Record excerpts
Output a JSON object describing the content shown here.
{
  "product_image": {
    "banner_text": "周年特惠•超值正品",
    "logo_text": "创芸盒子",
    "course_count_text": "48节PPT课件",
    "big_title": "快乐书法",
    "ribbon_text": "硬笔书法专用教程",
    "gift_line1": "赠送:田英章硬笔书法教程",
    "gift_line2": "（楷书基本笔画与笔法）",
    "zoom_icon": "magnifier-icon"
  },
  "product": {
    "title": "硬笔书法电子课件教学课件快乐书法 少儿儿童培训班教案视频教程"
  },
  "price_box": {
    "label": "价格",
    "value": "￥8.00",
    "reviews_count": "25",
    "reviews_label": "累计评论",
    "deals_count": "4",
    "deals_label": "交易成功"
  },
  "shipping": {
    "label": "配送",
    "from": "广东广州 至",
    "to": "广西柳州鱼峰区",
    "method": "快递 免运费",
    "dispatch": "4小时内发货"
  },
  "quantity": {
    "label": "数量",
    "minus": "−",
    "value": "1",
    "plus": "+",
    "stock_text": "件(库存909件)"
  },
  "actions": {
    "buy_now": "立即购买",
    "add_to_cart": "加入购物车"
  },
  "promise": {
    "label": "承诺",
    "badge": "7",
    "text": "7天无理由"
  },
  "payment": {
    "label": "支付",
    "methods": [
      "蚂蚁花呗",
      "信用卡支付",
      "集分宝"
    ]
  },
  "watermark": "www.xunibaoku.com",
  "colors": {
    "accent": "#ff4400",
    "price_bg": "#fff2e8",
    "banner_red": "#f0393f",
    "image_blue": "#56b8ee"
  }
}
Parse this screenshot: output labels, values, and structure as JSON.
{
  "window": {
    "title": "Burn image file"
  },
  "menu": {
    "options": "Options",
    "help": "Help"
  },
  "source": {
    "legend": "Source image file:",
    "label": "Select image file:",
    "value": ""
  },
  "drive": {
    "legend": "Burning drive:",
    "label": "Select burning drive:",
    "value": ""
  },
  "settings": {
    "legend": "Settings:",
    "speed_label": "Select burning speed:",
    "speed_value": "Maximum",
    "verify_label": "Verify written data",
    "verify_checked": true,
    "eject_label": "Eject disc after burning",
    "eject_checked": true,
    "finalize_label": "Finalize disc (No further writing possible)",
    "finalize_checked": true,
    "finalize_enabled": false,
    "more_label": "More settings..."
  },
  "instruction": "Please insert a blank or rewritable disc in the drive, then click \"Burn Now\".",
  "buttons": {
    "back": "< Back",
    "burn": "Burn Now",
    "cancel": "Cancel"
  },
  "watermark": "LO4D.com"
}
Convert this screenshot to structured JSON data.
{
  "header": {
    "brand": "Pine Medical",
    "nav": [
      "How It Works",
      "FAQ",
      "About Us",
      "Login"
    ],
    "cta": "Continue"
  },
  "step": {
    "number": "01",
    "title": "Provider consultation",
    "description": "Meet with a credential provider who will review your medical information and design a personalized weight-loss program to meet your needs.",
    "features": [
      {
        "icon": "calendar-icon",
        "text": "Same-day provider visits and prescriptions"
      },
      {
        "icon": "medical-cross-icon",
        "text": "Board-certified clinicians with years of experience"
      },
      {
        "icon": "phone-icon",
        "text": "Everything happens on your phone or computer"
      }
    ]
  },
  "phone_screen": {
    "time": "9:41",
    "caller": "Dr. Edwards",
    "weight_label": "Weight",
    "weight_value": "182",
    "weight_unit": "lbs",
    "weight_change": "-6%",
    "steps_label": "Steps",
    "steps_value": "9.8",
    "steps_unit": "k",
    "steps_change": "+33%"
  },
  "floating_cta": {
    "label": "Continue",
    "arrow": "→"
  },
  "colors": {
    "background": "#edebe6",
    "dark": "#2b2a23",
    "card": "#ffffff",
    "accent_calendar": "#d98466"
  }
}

What this task involves
Show every line from the entries above in which "screenshot" appears.

Output
Parse this screenshot: output labels, values, and structure as JSON.
Convert this screenshot to structured JSON data.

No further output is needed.